### WORK TO DO
In the listing below, count the lines containing the string "title" and state only the number.

─── RECORDS

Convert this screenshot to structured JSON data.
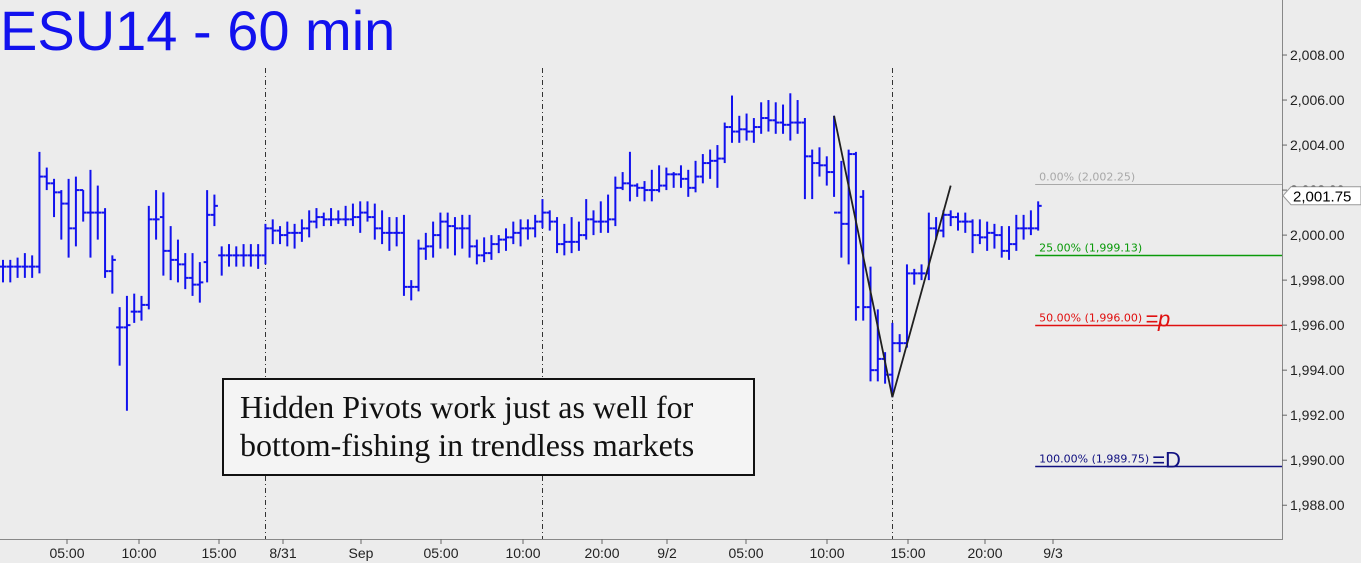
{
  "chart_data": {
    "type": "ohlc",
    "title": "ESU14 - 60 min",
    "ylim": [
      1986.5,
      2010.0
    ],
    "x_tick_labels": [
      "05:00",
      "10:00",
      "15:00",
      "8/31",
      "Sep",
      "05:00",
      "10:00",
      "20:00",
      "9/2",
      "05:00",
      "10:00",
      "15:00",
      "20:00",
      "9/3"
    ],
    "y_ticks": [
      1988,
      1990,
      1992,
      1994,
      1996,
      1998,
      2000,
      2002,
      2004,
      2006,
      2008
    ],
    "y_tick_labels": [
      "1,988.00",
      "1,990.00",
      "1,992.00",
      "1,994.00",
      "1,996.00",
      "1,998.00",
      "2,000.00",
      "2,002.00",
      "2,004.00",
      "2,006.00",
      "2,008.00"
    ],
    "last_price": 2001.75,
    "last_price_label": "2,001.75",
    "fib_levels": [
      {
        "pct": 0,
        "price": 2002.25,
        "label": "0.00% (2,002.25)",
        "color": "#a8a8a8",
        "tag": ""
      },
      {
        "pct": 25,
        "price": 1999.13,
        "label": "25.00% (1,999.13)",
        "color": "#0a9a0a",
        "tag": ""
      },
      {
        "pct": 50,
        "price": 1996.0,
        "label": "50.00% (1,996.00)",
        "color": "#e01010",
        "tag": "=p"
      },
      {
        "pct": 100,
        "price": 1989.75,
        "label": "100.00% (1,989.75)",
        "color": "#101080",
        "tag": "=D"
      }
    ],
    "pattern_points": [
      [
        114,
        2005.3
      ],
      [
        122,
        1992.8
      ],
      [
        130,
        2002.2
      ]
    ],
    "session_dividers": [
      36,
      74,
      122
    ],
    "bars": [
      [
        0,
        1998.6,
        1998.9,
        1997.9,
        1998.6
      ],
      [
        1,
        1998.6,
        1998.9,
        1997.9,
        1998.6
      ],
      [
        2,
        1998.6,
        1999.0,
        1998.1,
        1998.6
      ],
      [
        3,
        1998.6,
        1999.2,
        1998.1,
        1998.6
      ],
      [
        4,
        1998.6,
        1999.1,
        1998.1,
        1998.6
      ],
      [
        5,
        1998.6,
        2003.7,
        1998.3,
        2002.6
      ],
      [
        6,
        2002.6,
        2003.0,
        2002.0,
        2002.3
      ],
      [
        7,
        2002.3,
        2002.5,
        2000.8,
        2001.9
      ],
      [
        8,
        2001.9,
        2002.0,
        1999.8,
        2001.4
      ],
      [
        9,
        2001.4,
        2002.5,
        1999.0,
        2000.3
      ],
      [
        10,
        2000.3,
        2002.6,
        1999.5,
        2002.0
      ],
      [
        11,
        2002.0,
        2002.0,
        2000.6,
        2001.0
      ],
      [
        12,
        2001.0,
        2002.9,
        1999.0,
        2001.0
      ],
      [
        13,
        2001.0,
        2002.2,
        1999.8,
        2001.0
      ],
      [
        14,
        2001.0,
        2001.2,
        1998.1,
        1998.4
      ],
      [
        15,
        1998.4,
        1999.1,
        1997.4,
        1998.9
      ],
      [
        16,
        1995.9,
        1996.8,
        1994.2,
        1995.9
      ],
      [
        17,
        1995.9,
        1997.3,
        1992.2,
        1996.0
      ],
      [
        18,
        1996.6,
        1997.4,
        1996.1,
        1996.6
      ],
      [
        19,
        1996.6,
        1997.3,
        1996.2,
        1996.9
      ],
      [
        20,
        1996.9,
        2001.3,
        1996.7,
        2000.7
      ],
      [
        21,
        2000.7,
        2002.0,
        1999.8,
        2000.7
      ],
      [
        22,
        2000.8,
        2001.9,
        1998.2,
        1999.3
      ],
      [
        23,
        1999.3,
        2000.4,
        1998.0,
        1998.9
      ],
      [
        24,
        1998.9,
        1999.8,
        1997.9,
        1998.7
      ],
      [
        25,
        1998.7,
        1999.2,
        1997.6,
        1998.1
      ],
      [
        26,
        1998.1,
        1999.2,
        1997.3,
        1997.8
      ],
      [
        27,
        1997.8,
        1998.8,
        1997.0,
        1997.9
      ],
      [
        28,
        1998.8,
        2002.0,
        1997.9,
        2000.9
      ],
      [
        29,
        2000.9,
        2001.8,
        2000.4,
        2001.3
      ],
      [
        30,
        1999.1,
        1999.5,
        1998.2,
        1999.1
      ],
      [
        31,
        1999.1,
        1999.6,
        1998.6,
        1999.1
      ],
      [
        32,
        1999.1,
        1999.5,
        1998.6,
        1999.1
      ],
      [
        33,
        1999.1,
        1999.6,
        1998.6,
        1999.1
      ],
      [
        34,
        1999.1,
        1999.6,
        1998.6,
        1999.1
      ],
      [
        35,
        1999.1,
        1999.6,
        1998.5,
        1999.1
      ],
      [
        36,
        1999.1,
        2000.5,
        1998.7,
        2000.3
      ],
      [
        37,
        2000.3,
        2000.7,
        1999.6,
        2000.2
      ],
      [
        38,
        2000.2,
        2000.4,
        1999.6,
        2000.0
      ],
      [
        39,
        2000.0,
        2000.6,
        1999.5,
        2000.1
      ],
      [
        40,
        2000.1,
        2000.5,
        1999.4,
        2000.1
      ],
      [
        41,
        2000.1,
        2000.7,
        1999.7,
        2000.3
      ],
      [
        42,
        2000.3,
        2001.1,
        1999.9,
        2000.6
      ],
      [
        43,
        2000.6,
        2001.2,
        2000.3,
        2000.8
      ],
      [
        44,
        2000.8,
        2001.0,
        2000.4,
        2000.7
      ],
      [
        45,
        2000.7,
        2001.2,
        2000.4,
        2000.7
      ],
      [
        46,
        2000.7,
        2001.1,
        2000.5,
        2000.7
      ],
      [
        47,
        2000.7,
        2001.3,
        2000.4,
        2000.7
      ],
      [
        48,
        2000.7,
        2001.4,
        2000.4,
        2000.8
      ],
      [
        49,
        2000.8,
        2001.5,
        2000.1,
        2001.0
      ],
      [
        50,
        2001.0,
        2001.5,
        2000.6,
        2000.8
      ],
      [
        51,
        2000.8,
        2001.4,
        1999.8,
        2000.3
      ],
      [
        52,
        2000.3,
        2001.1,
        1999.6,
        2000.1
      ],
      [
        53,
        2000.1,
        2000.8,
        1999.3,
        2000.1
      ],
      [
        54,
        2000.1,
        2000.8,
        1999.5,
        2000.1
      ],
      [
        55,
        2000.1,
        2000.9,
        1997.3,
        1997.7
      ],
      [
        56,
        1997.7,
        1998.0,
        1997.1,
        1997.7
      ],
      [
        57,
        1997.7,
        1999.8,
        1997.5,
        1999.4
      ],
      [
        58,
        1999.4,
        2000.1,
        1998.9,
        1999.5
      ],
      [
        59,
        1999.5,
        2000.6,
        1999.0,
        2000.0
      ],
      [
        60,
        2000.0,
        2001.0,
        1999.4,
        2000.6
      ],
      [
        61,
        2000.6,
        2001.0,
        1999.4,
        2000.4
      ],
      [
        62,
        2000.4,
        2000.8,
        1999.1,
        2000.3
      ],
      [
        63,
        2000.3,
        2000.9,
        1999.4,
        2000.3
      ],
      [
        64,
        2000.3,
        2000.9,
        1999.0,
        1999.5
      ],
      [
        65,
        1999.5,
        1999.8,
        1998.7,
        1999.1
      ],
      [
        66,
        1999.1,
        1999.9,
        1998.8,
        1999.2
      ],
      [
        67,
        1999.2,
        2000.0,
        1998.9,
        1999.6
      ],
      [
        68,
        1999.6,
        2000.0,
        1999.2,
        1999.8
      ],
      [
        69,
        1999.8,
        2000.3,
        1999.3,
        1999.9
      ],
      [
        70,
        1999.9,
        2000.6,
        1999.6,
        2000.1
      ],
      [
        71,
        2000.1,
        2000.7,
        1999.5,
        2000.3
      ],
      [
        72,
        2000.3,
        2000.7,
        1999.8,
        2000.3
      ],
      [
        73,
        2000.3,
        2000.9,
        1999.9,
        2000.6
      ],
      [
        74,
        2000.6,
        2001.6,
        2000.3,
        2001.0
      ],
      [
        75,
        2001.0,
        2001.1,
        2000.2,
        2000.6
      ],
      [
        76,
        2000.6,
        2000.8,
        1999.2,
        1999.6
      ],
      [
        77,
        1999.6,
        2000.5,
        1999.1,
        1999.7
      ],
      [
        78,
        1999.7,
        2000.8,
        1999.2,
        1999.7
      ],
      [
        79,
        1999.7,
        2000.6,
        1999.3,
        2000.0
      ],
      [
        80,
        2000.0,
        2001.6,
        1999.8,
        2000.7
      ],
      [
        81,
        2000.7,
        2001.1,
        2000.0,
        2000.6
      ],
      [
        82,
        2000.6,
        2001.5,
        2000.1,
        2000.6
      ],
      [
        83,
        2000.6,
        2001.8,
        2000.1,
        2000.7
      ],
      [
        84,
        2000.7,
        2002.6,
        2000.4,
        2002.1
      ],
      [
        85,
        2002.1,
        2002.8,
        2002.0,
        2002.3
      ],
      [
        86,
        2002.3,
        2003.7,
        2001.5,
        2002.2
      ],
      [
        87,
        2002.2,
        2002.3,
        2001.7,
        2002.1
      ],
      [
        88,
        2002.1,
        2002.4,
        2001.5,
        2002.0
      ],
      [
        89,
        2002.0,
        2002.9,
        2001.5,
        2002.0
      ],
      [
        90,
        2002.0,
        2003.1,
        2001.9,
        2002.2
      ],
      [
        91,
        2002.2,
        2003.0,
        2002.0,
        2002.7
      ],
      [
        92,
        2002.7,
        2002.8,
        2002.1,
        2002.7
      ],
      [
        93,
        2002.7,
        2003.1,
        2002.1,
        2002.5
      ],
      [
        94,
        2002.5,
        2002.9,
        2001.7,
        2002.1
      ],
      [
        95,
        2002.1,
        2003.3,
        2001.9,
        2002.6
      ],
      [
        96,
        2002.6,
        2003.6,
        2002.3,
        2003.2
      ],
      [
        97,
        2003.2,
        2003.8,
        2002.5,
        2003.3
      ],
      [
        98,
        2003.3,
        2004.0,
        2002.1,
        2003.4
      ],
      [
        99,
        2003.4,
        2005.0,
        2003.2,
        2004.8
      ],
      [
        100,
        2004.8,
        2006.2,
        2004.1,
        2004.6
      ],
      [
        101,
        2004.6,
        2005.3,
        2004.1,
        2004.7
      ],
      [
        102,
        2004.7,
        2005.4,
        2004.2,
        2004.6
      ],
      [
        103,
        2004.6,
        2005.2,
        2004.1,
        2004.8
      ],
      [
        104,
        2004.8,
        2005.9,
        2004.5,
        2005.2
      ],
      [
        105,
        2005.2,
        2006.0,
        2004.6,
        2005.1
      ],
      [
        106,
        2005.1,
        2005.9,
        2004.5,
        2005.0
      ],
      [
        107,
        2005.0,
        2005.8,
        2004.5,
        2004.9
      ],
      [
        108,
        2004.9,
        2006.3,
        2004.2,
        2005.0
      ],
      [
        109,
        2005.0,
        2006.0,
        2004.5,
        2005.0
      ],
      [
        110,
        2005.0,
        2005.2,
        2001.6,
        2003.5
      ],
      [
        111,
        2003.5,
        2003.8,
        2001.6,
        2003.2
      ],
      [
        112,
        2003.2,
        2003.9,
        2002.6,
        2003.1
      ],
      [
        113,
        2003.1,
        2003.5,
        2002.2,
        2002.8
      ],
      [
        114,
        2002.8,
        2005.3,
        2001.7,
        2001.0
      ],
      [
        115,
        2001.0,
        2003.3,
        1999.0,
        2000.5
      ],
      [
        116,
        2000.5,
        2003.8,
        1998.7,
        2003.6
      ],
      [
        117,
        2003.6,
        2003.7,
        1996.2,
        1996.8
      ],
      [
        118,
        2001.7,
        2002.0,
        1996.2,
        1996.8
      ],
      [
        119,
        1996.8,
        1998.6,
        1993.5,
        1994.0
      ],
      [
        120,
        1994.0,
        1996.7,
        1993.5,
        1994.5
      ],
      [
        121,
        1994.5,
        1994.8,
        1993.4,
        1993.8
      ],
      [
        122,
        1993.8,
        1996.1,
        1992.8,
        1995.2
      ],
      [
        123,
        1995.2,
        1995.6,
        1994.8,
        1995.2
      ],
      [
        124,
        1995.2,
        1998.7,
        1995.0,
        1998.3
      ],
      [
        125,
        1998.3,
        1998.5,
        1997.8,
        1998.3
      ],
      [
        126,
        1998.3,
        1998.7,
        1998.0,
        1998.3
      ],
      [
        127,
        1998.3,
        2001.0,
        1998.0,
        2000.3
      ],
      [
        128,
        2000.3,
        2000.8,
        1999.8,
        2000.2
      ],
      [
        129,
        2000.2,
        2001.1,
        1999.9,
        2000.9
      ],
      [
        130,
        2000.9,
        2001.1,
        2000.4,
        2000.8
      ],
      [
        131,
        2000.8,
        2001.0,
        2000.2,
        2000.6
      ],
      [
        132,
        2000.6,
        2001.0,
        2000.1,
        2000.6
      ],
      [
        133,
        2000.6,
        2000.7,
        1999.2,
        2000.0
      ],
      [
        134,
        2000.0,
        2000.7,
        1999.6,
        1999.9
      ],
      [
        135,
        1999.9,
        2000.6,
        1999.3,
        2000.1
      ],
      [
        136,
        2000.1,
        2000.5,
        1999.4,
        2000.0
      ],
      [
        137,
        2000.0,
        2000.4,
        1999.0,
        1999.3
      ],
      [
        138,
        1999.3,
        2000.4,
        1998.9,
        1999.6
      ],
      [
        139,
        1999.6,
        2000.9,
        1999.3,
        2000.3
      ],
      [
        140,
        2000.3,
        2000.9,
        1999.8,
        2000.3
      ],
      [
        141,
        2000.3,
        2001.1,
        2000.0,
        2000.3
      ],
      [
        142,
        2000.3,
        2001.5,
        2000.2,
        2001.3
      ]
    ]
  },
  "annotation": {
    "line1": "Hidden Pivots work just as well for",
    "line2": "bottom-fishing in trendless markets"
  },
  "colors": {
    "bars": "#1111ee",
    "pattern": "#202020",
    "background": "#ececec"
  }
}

──────
─── RECORDS

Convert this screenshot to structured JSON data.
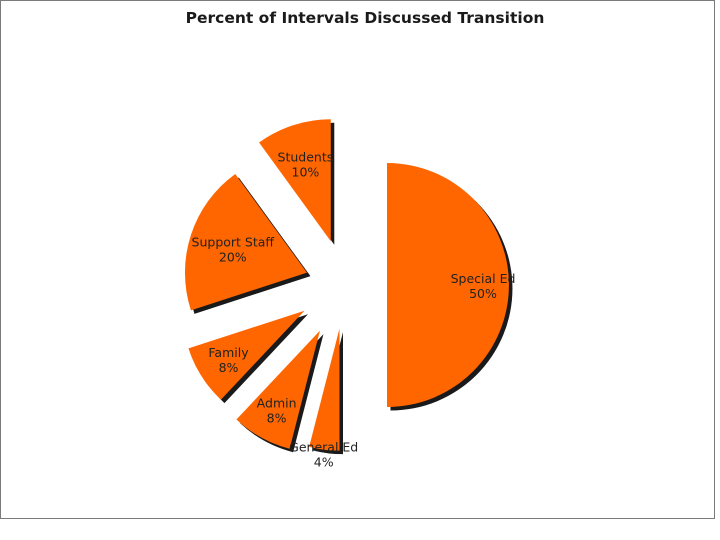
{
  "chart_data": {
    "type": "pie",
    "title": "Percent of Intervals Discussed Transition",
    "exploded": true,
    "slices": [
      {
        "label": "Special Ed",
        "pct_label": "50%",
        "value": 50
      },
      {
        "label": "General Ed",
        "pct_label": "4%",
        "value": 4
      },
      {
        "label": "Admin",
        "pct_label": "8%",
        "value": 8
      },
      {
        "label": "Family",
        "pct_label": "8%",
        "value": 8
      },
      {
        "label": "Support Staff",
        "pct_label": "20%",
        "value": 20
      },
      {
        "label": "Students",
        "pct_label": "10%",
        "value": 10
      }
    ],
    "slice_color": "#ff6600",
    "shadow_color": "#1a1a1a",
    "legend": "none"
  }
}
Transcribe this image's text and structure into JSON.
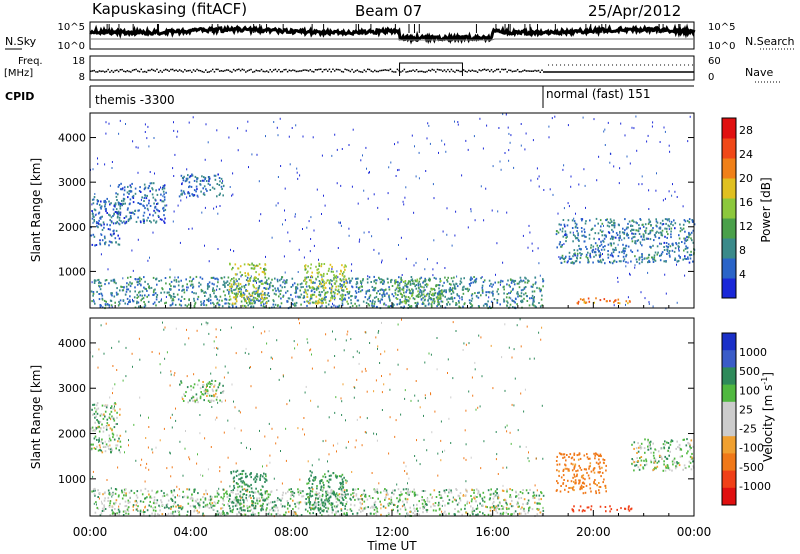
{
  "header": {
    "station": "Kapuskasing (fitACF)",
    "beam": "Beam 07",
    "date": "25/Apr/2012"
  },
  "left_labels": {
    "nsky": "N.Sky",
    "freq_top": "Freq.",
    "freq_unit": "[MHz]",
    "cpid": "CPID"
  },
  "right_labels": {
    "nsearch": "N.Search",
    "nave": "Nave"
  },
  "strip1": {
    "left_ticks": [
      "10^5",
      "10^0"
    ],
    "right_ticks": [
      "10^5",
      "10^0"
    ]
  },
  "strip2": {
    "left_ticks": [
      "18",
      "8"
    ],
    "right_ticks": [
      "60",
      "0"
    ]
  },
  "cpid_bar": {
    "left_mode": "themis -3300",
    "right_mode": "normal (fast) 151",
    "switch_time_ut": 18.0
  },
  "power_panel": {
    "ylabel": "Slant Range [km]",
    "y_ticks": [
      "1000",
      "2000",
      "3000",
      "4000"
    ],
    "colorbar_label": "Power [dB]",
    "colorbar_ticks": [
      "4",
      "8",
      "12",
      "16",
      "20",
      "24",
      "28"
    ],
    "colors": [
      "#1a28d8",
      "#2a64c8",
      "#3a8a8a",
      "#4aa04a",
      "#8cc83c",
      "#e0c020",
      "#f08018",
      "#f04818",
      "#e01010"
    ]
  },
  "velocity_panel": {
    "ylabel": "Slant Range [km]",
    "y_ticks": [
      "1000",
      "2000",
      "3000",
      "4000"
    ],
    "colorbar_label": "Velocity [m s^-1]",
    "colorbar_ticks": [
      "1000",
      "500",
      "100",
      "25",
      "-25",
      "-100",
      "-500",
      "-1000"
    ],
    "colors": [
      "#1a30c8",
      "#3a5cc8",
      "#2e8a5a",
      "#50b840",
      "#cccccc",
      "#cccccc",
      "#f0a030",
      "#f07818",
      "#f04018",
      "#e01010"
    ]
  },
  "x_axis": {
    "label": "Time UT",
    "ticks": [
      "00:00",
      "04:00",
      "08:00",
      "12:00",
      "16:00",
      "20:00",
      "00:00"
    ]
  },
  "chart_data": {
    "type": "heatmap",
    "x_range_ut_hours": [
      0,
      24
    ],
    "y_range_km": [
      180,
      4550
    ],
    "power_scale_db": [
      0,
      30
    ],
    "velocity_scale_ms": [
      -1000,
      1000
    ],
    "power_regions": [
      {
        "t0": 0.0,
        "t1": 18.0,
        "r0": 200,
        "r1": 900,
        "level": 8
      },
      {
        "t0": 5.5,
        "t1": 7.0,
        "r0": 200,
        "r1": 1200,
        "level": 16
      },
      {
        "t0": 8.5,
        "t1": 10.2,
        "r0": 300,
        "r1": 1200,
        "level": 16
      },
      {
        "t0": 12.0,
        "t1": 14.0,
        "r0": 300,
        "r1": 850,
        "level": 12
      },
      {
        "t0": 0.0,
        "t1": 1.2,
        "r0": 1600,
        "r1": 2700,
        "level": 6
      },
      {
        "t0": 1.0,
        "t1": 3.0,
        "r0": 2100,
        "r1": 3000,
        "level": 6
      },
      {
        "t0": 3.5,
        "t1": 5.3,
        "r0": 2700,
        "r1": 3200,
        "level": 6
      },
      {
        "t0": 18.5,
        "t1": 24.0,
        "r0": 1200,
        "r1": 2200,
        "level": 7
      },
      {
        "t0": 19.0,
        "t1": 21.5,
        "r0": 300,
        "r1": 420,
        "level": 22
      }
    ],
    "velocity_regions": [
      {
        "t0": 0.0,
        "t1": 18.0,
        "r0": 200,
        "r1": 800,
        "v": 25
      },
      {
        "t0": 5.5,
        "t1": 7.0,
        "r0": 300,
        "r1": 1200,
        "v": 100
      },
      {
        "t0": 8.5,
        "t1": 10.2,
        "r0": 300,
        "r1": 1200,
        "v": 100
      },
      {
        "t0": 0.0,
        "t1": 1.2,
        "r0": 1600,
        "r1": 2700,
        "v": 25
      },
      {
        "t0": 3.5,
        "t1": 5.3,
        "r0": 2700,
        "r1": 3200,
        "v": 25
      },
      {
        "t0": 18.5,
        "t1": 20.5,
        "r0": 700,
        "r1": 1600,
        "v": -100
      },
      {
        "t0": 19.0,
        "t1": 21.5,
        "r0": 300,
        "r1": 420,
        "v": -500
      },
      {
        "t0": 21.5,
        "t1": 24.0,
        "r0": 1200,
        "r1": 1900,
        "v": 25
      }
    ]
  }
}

──────

### ANSWER FOR THIS EXERCISE
2